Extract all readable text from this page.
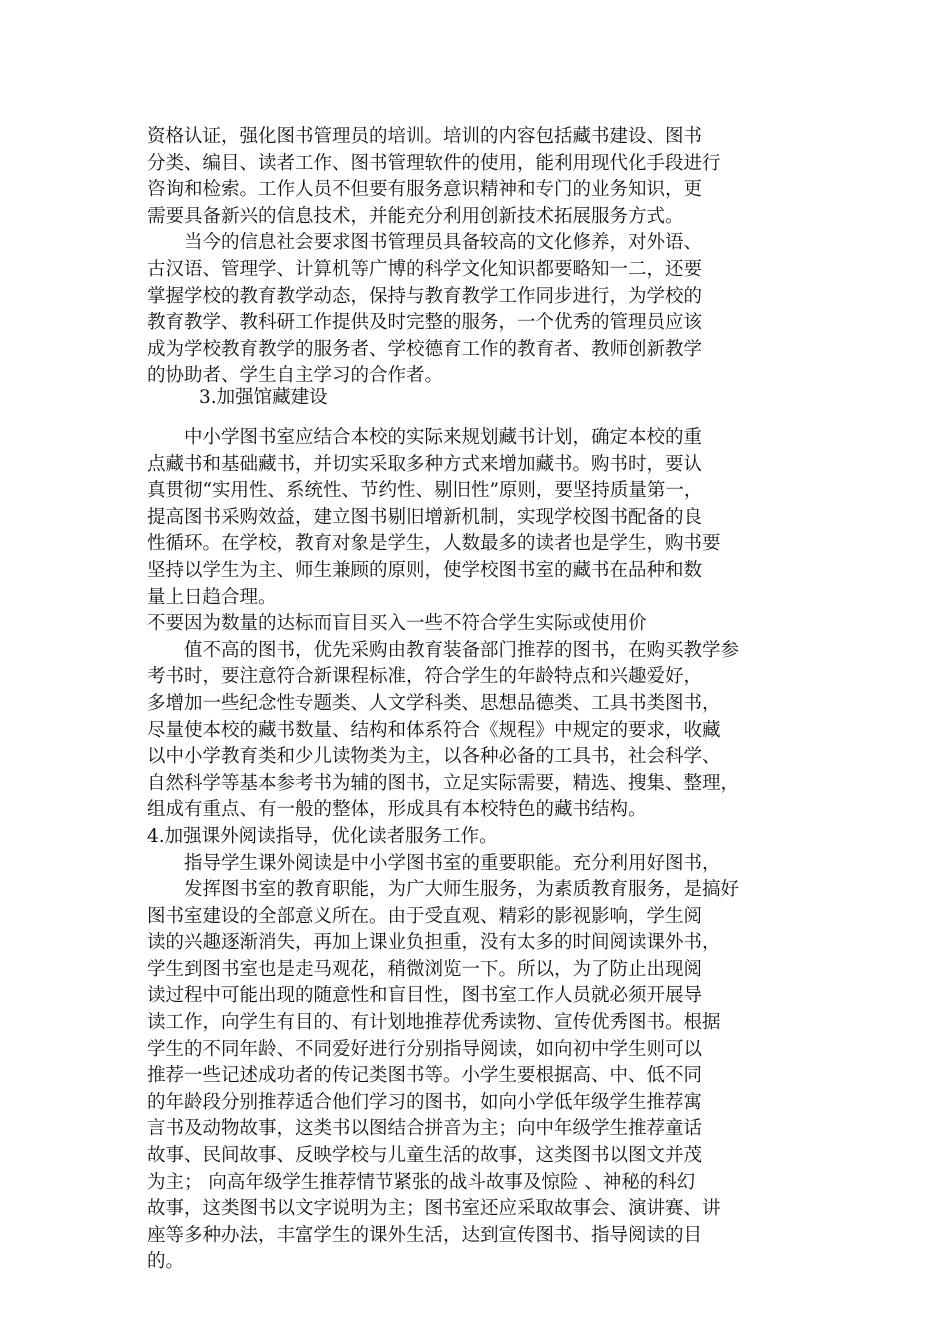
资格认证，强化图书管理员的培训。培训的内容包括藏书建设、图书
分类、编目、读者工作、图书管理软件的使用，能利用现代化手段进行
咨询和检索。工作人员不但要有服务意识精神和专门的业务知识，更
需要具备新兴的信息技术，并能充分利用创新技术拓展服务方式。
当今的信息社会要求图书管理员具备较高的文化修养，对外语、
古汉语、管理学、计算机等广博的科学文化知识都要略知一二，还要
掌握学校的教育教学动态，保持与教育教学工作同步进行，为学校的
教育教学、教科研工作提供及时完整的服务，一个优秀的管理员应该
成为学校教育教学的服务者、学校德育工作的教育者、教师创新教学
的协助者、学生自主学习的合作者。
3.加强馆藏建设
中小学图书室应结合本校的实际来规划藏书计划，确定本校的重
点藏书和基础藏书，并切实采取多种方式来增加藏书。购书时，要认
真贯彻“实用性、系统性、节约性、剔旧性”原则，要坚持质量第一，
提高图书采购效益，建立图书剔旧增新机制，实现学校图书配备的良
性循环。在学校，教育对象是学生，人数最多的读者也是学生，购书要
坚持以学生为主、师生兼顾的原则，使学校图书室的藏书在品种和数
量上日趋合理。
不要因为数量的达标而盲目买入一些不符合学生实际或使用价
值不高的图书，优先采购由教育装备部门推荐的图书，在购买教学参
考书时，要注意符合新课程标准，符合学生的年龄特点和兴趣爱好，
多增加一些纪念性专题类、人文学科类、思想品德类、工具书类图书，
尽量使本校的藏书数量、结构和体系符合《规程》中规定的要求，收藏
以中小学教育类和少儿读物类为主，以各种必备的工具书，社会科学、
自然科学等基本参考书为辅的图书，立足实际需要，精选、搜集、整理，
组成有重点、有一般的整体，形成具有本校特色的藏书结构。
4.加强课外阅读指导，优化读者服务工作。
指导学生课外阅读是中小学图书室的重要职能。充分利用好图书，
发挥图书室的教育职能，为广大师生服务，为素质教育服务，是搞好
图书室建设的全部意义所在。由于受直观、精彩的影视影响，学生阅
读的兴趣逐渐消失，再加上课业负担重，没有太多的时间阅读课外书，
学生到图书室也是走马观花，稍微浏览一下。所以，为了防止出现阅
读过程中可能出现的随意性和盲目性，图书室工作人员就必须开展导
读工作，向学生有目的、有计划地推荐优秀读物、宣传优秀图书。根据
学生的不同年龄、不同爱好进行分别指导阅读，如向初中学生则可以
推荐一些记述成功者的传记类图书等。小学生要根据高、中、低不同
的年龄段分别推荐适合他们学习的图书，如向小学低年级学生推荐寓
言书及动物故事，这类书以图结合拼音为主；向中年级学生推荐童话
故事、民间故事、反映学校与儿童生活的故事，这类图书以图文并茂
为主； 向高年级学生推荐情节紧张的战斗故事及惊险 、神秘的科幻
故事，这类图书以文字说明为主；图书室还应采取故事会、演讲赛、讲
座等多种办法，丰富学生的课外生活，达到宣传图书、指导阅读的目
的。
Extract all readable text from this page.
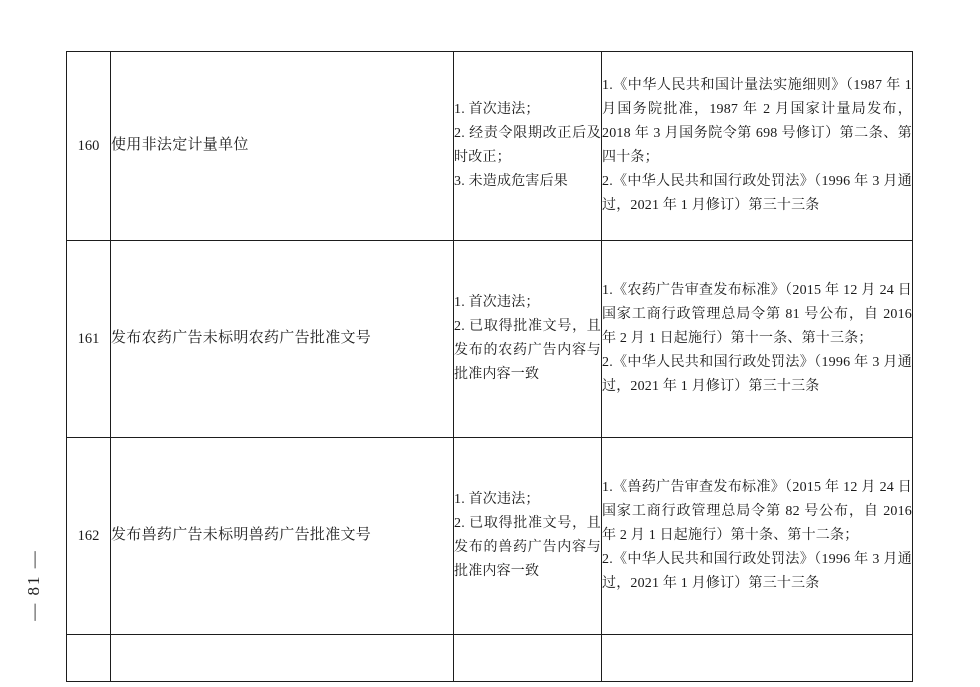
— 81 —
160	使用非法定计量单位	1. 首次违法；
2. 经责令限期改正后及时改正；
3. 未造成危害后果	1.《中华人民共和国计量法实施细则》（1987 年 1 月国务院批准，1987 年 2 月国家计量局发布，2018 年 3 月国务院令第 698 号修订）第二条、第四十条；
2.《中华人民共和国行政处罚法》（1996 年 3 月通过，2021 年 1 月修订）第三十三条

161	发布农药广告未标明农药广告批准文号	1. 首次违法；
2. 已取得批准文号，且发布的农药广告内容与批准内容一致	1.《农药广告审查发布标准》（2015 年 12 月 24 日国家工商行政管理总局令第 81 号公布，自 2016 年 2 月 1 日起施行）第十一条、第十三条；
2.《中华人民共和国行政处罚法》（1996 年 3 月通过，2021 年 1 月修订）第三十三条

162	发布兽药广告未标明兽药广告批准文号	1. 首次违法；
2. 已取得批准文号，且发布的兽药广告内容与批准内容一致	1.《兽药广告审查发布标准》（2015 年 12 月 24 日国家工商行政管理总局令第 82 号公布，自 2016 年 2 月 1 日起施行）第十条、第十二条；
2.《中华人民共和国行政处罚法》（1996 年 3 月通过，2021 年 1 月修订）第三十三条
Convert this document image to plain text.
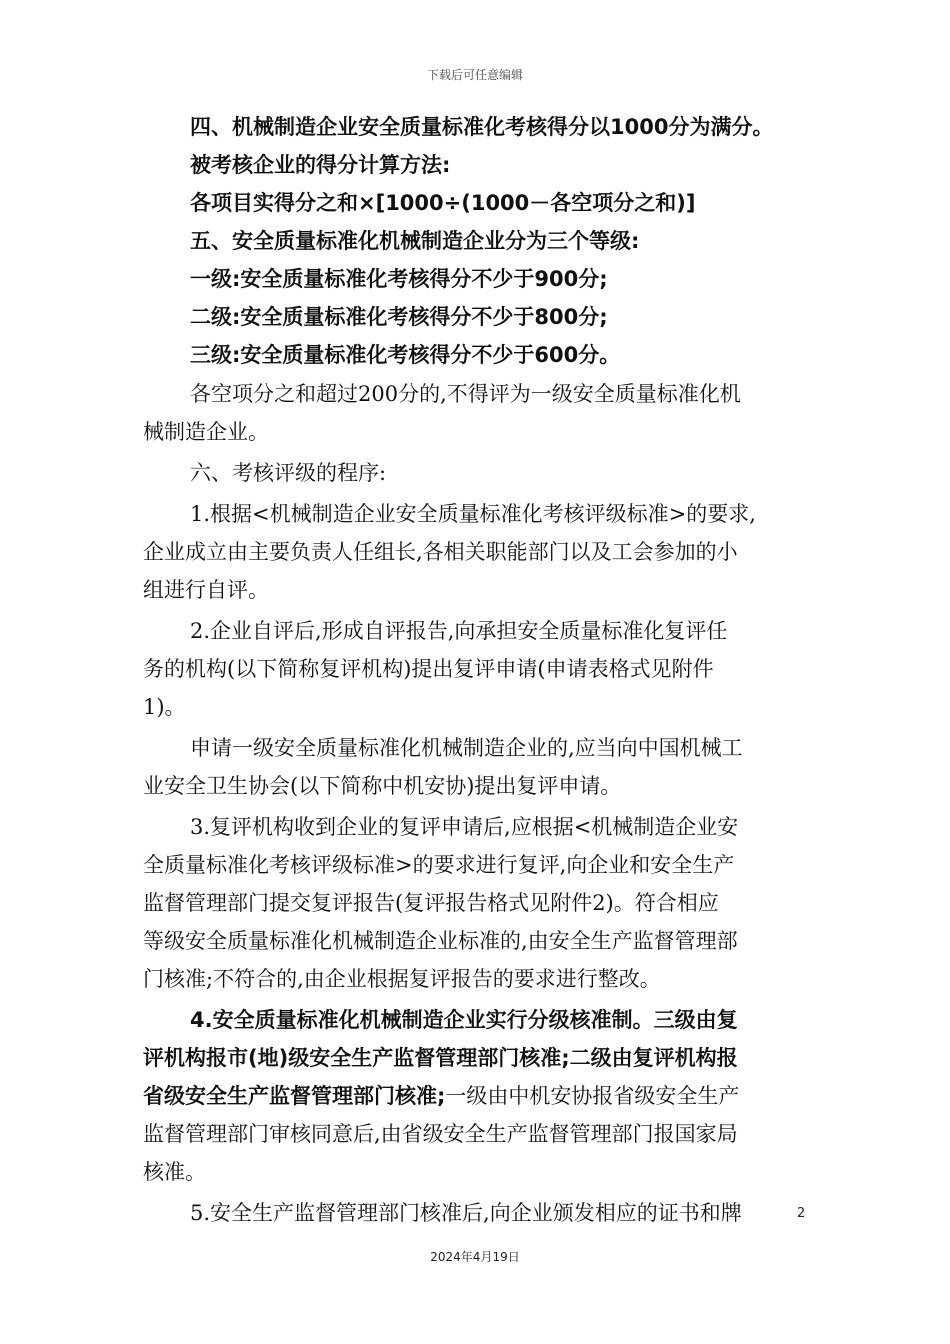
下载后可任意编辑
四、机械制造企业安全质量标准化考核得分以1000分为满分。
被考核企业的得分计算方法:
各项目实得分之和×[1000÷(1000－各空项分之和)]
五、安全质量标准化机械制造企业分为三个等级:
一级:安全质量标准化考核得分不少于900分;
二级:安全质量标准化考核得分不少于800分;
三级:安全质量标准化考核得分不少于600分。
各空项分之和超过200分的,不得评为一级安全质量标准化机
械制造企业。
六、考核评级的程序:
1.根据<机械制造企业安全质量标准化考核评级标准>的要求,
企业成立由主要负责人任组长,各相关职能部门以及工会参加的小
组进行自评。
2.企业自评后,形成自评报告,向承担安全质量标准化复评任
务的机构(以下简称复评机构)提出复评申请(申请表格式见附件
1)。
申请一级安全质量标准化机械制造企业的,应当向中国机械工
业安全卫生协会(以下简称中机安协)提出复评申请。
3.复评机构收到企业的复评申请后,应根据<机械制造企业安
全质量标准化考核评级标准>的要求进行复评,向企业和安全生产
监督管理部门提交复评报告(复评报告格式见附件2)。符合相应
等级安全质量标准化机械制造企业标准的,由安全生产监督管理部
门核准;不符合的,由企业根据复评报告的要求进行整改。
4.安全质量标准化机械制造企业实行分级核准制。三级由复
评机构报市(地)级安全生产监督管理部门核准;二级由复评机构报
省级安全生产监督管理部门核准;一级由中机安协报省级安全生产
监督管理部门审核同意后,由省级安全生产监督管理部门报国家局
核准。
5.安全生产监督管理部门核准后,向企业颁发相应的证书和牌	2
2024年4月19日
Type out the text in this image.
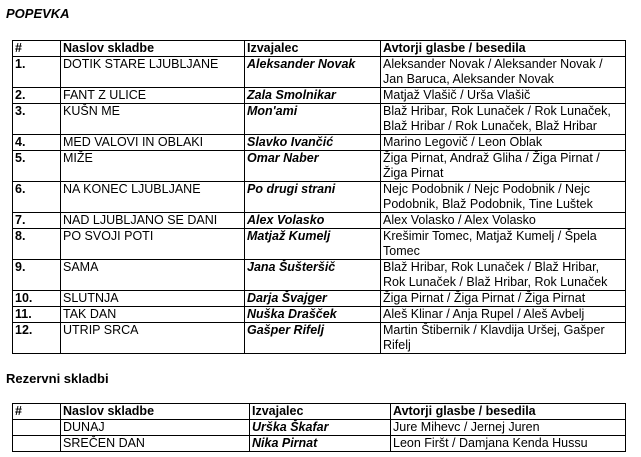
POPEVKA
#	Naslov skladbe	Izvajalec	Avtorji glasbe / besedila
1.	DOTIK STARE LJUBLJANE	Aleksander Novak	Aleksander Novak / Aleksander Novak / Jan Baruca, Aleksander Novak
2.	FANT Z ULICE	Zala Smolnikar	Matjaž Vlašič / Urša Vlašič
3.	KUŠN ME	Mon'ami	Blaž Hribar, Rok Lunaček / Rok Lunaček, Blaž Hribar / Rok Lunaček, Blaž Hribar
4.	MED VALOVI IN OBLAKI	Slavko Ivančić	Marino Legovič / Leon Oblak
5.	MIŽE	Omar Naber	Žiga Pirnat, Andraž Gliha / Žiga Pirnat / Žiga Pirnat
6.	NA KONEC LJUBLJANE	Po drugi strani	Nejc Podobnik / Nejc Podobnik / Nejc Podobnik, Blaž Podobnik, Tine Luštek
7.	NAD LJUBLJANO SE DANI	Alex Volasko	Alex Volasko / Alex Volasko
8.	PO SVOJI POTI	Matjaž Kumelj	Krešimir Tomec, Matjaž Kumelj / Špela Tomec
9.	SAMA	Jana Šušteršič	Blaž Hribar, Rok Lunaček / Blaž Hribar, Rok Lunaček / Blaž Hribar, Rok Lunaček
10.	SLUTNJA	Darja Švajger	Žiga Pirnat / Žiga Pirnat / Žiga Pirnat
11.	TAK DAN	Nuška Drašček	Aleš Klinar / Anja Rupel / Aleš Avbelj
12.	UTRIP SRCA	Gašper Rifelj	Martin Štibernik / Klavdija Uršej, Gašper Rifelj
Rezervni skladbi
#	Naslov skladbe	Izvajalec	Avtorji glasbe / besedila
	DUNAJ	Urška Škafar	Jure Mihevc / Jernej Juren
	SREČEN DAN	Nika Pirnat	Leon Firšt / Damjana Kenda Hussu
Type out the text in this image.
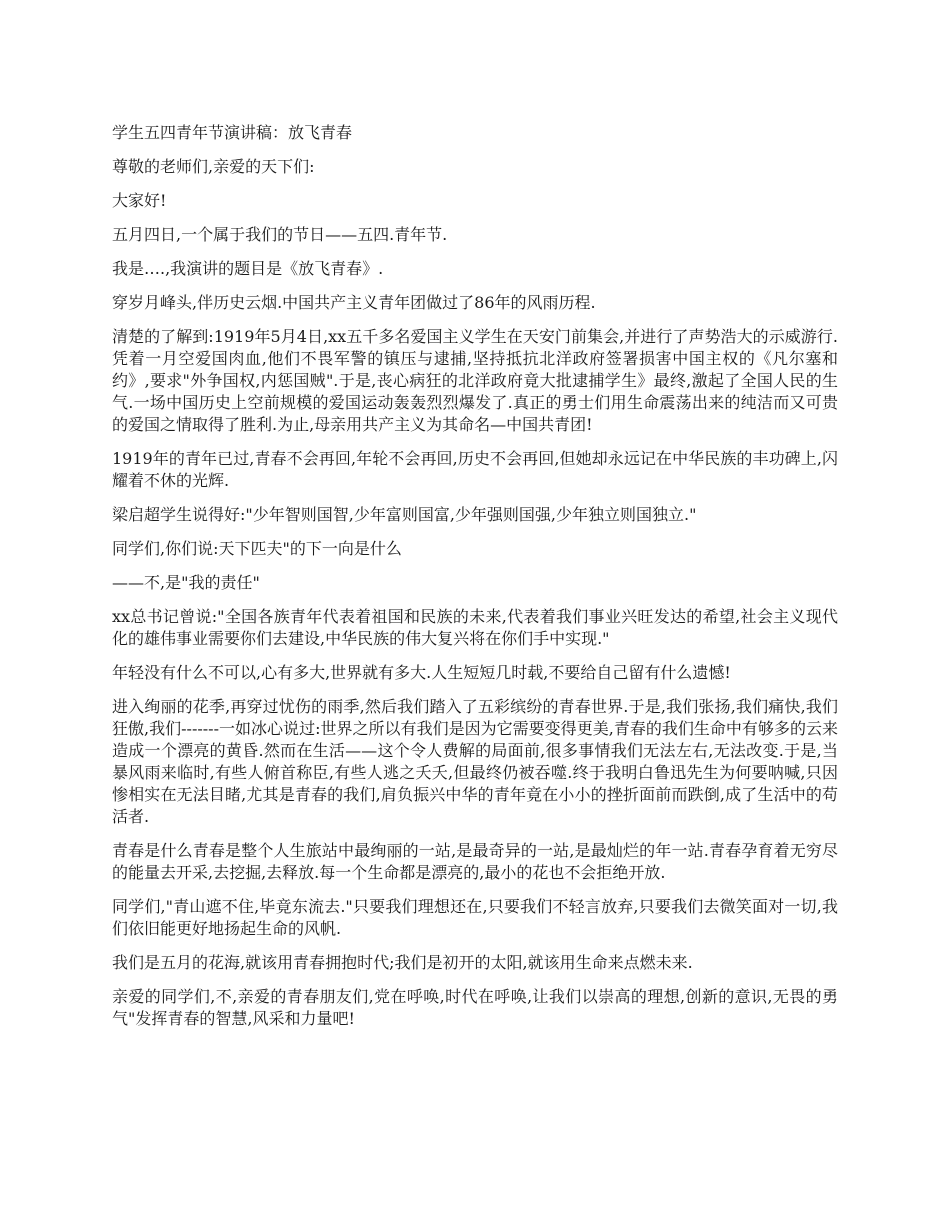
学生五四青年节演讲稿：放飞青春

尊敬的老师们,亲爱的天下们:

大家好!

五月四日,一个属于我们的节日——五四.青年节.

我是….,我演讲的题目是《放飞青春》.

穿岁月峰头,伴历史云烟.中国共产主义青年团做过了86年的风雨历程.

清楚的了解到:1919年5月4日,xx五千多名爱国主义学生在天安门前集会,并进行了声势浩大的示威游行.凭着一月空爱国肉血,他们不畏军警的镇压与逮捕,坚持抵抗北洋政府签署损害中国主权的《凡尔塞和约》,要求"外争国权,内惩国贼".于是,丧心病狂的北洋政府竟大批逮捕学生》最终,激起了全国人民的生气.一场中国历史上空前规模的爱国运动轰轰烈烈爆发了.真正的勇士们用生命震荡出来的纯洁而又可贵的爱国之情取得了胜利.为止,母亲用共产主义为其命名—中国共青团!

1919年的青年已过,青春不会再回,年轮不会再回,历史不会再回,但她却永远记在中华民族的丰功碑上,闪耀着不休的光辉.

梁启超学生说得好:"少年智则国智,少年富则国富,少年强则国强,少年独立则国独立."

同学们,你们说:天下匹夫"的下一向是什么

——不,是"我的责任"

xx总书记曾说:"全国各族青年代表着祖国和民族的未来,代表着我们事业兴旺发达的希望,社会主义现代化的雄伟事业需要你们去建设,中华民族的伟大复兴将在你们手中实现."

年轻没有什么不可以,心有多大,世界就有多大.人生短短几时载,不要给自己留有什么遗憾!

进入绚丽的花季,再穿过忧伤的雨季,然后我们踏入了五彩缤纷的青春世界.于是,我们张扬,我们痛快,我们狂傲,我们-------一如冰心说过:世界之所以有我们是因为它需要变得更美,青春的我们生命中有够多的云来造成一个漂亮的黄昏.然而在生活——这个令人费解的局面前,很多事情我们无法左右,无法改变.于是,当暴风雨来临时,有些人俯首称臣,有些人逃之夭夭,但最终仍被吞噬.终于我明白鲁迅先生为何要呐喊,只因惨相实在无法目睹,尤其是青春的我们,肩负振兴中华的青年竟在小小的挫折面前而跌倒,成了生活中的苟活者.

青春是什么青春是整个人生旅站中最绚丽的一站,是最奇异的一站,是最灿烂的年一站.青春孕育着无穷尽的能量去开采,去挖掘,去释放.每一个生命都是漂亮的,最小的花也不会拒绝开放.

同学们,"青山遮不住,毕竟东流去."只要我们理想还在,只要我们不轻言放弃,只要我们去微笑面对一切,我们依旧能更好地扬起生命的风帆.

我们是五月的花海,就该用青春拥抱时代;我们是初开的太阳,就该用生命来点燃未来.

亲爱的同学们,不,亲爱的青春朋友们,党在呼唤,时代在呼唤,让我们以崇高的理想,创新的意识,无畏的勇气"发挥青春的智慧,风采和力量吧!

◇ ◇ ◇

▸ **Aim of the exercise**: Go through the entries and return each line where the word "LJUBLJANE" appears.

▸ **Response**:
1.	DOTIK STARE LJUBLJANE	Aleksander Novak	Aleksander Novak / Aleksander Novak / Jan Baruca, Aleksander Novak
6.	NA KONEC LJUBLJANE	Po drugi strani	Nejc Podobnik / Nejc Podobnik / Nejc Podobnik, Blaž Podobnik, Tine Luštek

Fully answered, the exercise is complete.